→ Written task: Transcribe the material verbatim in full; the pictures do not belong in the copy.

→ Record list:
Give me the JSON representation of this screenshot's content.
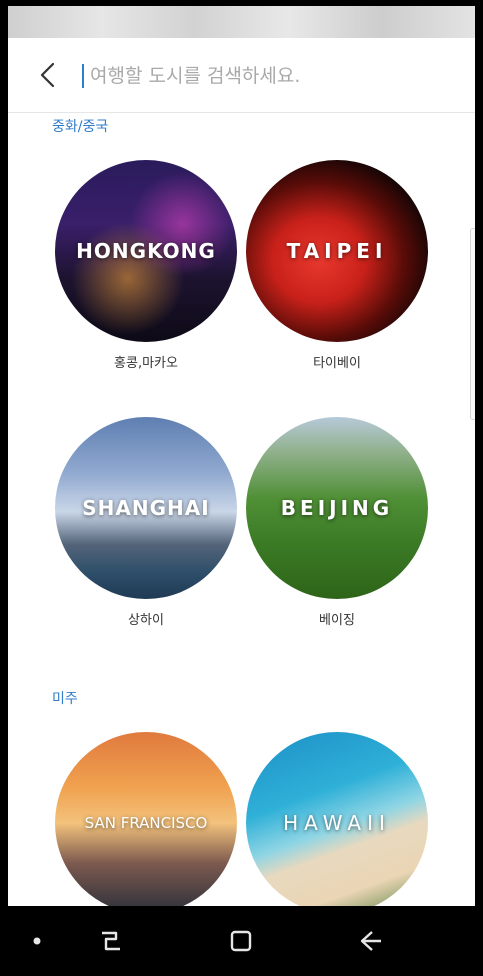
{
  "search": {
    "placeholder": "여행할 도시를 검색하세요."
  },
  "sections": [
    {
      "title": "중화/중국",
      "cities": [
        {
          "label": "HONGKONG",
          "name": "홍콩,마카오"
        },
        {
          "label": "TAIPEI",
          "name": "타이베이"
        },
        {
          "label": "SHANGHAI",
          "name": "상하이"
        },
        {
          "label": "BEIJING",
          "name": "베이징"
        }
      ]
    },
    {
      "title": "미주",
      "cities": [
        {
          "label": "SAN FRANCISCO",
          "name": ""
        },
        {
          "label": "HAWAII",
          "name": ""
        }
      ]
    }
  ],
  "icons": {
    "back": "back-arrow-icon",
    "nav_dot": "navigation-dot-icon",
    "recents": "recent-apps-icon",
    "home": "home-icon",
    "nav_back": "nav-back-icon"
  },
  "colors": {
    "accent": "#2f7cc8",
    "cursor": "#2d7fd0"
  }
}
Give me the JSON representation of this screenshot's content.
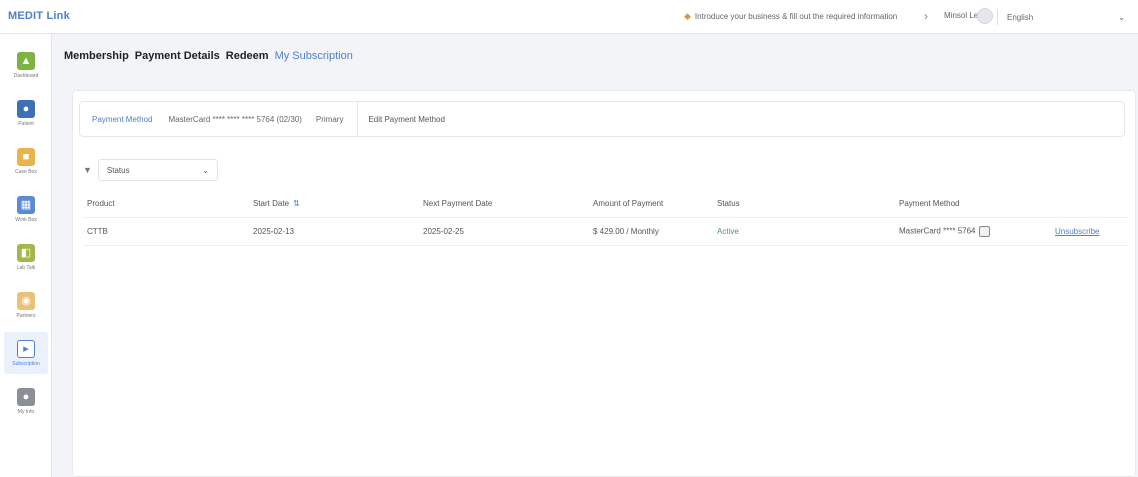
{
  "app": {
    "logo_text": "MEDIT Link"
  },
  "topbar": {
    "notice_text": "Introduce your business & fill out the required information",
    "user_name": "Minsol Lee",
    "language": "English"
  },
  "sidebar": {
    "items": [
      {
        "label": "Dashboard",
        "icon": "dashboard-icon",
        "color": "#7cb342"
      },
      {
        "label": "Patient",
        "icon": "patient-icon",
        "color": "#3f6fb5"
      },
      {
        "label": "Case Box",
        "icon": "case-box-icon",
        "color": "#e9b44c"
      },
      {
        "label": "Work Box",
        "icon": "work-box-icon",
        "color": "#5c8bd6"
      },
      {
        "label": "Lab Talk",
        "icon": "lab-talk-icon",
        "color": "#a3b84a"
      },
      {
        "label": "Partners",
        "icon": "partners-icon",
        "color": "#e8c27a"
      },
      {
        "label": "Subscription",
        "icon": "subscription-icon",
        "color": "#4f7fcf"
      },
      {
        "label": "My Info",
        "icon": "my-info-icon",
        "color": "#8a8f99"
      }
    ],
    "active_index": 6
  },
  "tabs": [
    "Membership",
    "Payment Details",
    "Redeem",
    "My Subscription"
  ],
  "active_tab": "My Subscription",
  "payment_card": {
    "label": "Payment Method",
    "value": "MasterCard **** **** **** 5764 (02/30)",
    "status": "Primary",
    "edit_label": "Edit Payment Method"
  },
  "filter": {
    "value": "Status"
  },
  "table": {
    "headers": [
      "Product",
      "Start Date",
      "Next Payment Date",
      "Amount of Payment",
      "Status",
      "Payment Method",
      ""
    ],
    "rows": [
      {
        "product": "CTTB",
        "start_date": "2025-02-13",
        "next_payment_date": "2025-02-25",
        "amount": "$ 429.00 / Monthly",
        "status": "Active",
        "payment_method": "MasterCard **** 5764",
        "action": "Unsubscribe"
      }
    ]
  },
  "colors": {
    "accent": "#4f7fcf",
    "active_status": "#3aa46a"
  }
}
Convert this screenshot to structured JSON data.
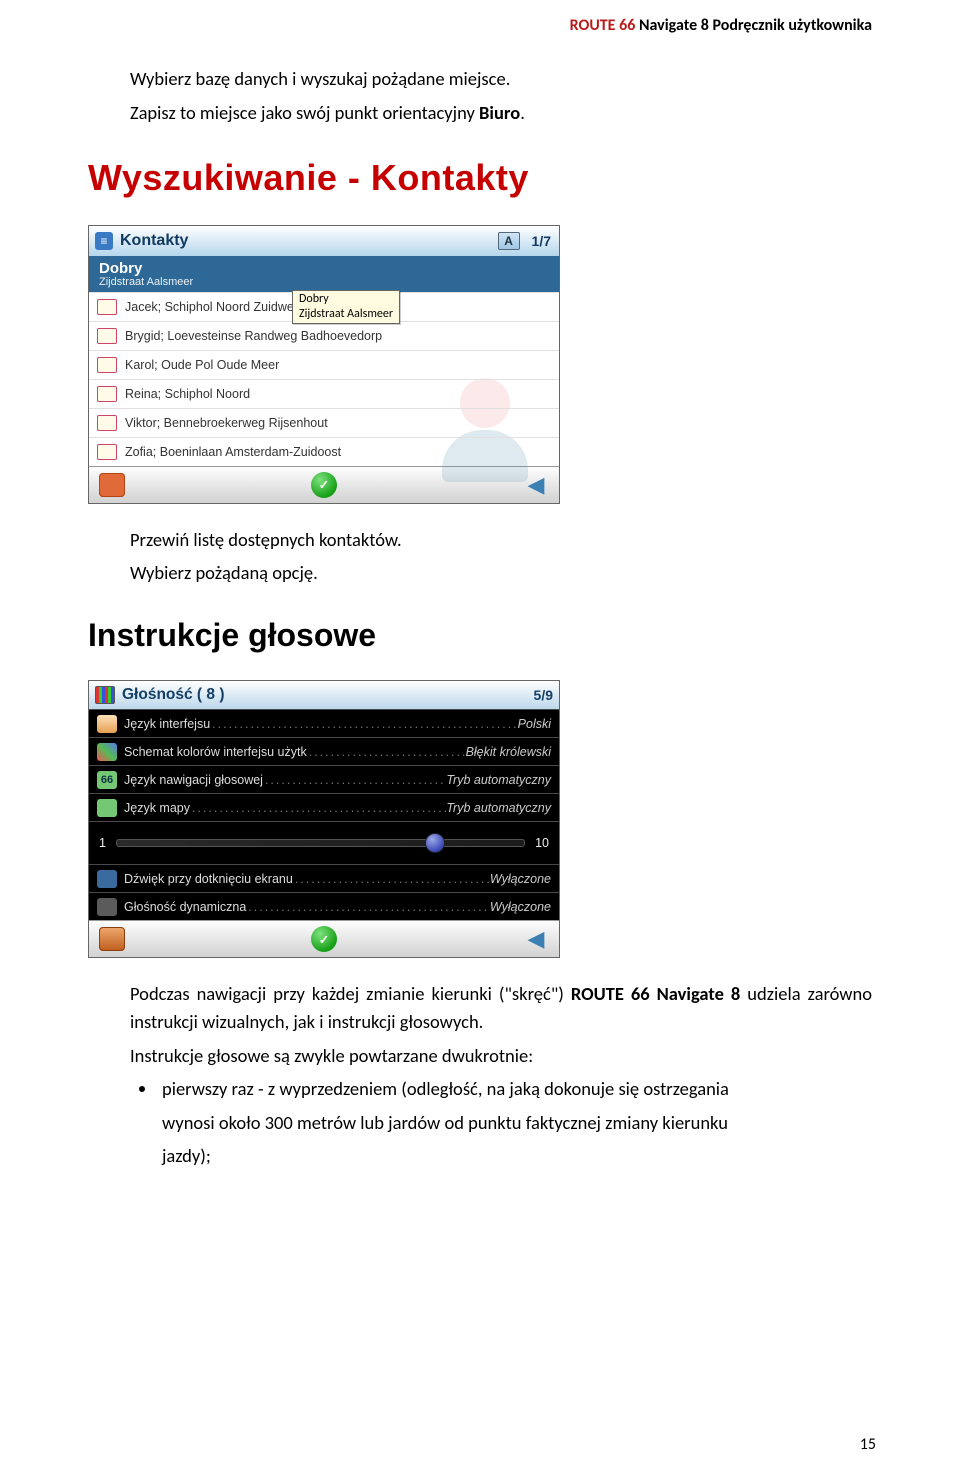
{
  "header": {
    "brand": "ROUTE 66",
    "suffix": " Navigate 8 Podręcznik użytkownika"
  },
  "intro": {
    "line1": "Wybierz bazę danych i wyszukaj pożądane miejsce.",
    "line2_pre": "Zapisz to miejsce jako swój punkt orientacyjny ",
    "line2_bold": "Biuro",
    "line2_post": "."
  },
  "section1_title": "Wyszukiwanie - Kontakty",
  "shot1": {
    "title": "Kontakty",
    "counter": "1/7",
    "selected": {
      "name": "Dobry",
      "addr": "Zijdstraat Aalsmeer"
    },
    "tooltip": {
      "l1": "Dobry",
      "l2": "Zijdstraat Aalsmeer"
    },
    "rows": [
      "Jacek; Schiphol Noord Zuidwest Badhoevedorp",
      "Brygid; Loevesteinse Randweg Badhoevedorp",
      "Karol; Oude Pol Oude Meer",
      "Reina; Schiphol Noord",
      "Viktor; Bennebroekerweg Rijsenhout",
      "Zofia; Boeninlaan Amsterdam-Zuidoost"
    ]
  },
  "after1": {
    "l1": "Przewiń listę dostępnych kontaktów.",
    "l2": "Wybierz pożądaną opcję."
  },
  "section2_title": "Instrukcje głosowe",
  "shot2": {
    "title": "Głośność ( 8 )",
    "counter": "5/9",
    "rows": [
      {
        "icon": "user",
        "label": "Język interfejsu",
        "value": "Polski"
      },
      {
        "icon": "pal",
        "label": "Schemat kolorów interfejsu użytk",
        "value": "Błękit królewski"
      },
      {
        "icon": "voice",
        "label": "Język nawigacji głosowej",
        "value": "Tryb automatyczny"
      },
      {
        "icon": "map",
        "label": "Język mapy",
        "value": "Tryb automatyczny"
      }
    ],
    "slider": {
      "min": "1",
      "max": "10",
      "pos_percent": 78
    },
    "rows2": [
      {
        "icon": "snd",
        "label": "Dźwięk przy dotknięciu ekranu",
        "value": "Wyłączone"
      },
      {
        "icon": "dyn",
        "label": "Głośność dynamiczna",
        "value": "Wyłączone"
      }
    ]
  },
  "para": {
    "pre": "Podczas nawigacji przy każdej zmianie kierunki (\"skręć\") ",
    "brand": "ROUTE 66 Navigate 8",
    "post": " udziela zarówno instrukcji wizualnych, jak i instrukcji głosowych.",
    "l2": "Instrukcje głosowe są zwykle powtarzane dwukrotnie:"
  },
  "bullet": {
    "line1": "pierwszy raz - z wyprzedzeniem (odległość, na jaką dokonuje się ostrzegania",
    "line2": "wynosi około 300 metrów lub jardów od punktu faktycznej zmiany kierunku",
    "line3": "jazdy);"
  },
  "page_num": "15"
}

→ Solved problem:
Give me the JSON representation of this screenshot's content.
{
  "search": {
    "placeholder": "여행할 도시를 검색하세요."
  },
  "sections": [
    {
      "title": "중화/중국",
      "cities": [
        {
          "label": "HONGKONG",
          "name": "홍콩,마카오"
        },
        {
          "label": "TAIPEI",
          "name": "타이베이"
        },
        {
          "label": "SHANGHAI",
          "name": "상하이"
        },
        {
          "label": "BEIJING",
          "name": "베이징"
        }
      ]
    },
    {
      "title": "미주",
      "cities": [
        {
          "label": "SAN FRANCISCO",
          "name": ""
        },
        {
          "label": "HAWAII",
          "name": ""
        }
      ]
    }
  ],
  "icons": {
    "back": "back-arrow-icon",
    "nav_dot": "navigation-dot-icon",
    "recents": "recent-apps-icon",
    "home": "home-icon",
    "nav_back": "nav-back-icon"
  },
  "colors": {
    "accent": "#2f7cc8",
    "cursor": "#2d7fd0"
  }
}
Give me the JSON representation of this screenshot's content.
{
  "app": {
    "logo_text": "MEDIT Link"
  },
  "topbar": {
    "notice_text": "Introduce your business & fill out the required information",
    "user_name": "Minsol Lee",
    "language": "English"
  },
  "sidebar": {
    "items": [
      {
        "label": "Dashboard",
        "icon": "dashboard-icon",
        "color": "#7cb342"
      },
      {
        "label": "Patient",
        "icon": "patient-icon",
        "color": "#3f6fb5"
      },
      {
        "label": "Case Box",
        "icon": "case-box-icon",
        "color": "#e9b44c"
      },
      {
        "label": "Work Box",
        "icon": "work-box-icon",
        "color": "#5c8bd6"
      },
      {
        "label": "Lab Talk",
        "icon": "lab-talk-icon",
        "color": "#a3b84a"
      },
      {
        "label": "Partners",
        "icon": "partners-icon",
        "color": "#e8c27a"
      },
      {
        "label": "Subscription",
        "icon": "subscription-icon",
        "color": "#4f7fcf"
      },
      {
        "label": "My Info",
        "icon": "my-info-icon",
        "color": "#8a8f99"
      }
    ],
    "active_index": 6
  },
  "tabs": [
    "Membership",
    "Payment Details",
    "Redeem",
    "My Subscription"
  ],
  "active_tab": "My Subscription",
  "payment_card": {
    "label": "Payment Method",
    "value": "MasterCard **** **** **** 5764 (02/30)",
    "status": "Primary",
    "edit_label": "Edit Payment Method"
  },
  "filter": {
    "value": "Status"
  },
  "table": {
    "headers": [
      "Product",
      "Start Date",
      "Next Payment Date",
      "Amount of Payment",
      "Status",
      "Payment Method",
      ""
    ],
    "rows": [
      {
        "product": "CTTB",
        "start_date": "2025-02-13",
        "next_payment_date": "2025-02-25",
        "amount": "$ 429.00 / Monthly",
        "status": "Active",
        "payment_method": "MasterCard **** 5764",
        "action": "Unsubscribe"
      }
    ]
  },
  "colors": {
    "accent": "#4f7fcf",
    "active_status": "#3aa46a"
  }
}
Convert this screenshot to structured JSON data.
{
  "header": {
    "brand": "ROUTE 66",
    "suffix": " Navigate 8 Podręcznik użytkownika"
  },
  "intro": {
    "line1": "Wybierz bazę danych i wyszukaj pożądane miejsce.",
    "line2_pre": "Zapisz to miejsce jako swój punkt orientacyjny ",
    "line2_bold": "Biuro",
    "line2_post": "."
  },
  "section1_title": "Wyszukiwanie - Kontakty",
  "shot1": {
    "title": "Kontakty",
    "counter": "1/7",
    "selected": {
      "name": "Dobry",
      "addr": "Zijdstraat Aalsmeer"
    },
    "tooltip": {
      "l1": "Dobry",
      "l2": "Zijdstraat Aalsmeer"
    },
    "rows": [
      "Jacek; Schiphol Noord Zuidwest Badhoevedorp",
      "Brygid; Loevesteinse Randweg Badhoevedorp",
      "Karol; Oude Pol Oude Meer",
      "Reina; Schiphol Noord",
      "Viktor; Bennebroekerweg Rijsenhout",
      "Zofia; Boeninlaan Amsterdam-Zuidoost"
    ]
  },
  "after1": {
    "l1": "Przewiń listę dostępnych kontaktów.",
    "l2": "Wybierz pożądaną opcję."
  },
  "section2_title": "Instrukcje głosowe",
  "shot2": {
    "title": "Głośność ( 8 )",
    "counter": "5/9",
    "rows": [
      {
        "icon": "user",
        "label": "Język interfejsu",
        "value": "Polski"
      },
      {
        "icon": "pal",
        "label": "Schemat kolorów interfejsu użytk",
        "value": "Błękit królewski"
      },
      {
        "icon": "voice",
        "label": "Język nawigacji głosowej",
        "value": "Tryb automatyczny"
      },
      {
        "icon": "map",
        "label": "Język mapy",
        "value": "Tryb automatyczny"
      }
    ],
    "slider": {
      "min": "1",
      "max": "10",
      "pos_percent": 78
    },
    "rows2": [
      {
        "icon": "snd",
        "label": "Dźwięk przy dotknięciu ekranu",
        "value": "Wyłączone"
      },
      {
        "icon": "dyn",
        "label": "Głośność dynamiczna",
        "value": "Wyłączone"
      }
    ]
  },
  "para": {
    "pre": "Podczas nawigacji przy każdej zmianie kierunki (\"skręć\") ",
    "brand": "ROUTE 66 Navigate 8",
    "post": " udziela zarówno instrukcji wizualnych, jak i instrukcji głosowych.",
    "l2": "Instrukcje głosowe są zwykle powtarzane dwukrotnie:"
  },
  "bullet": {
    "line1": "pierwszy raz - z wyprzedzeniem (odległość, na jaką dokonuje się ostrzegania",
    "line2": "wynosi około 300 metrów lub jardów od punktu faktycznej zmiany kierunku",
    "line3": "jazdy);"
  },
  "page_num": "15"
}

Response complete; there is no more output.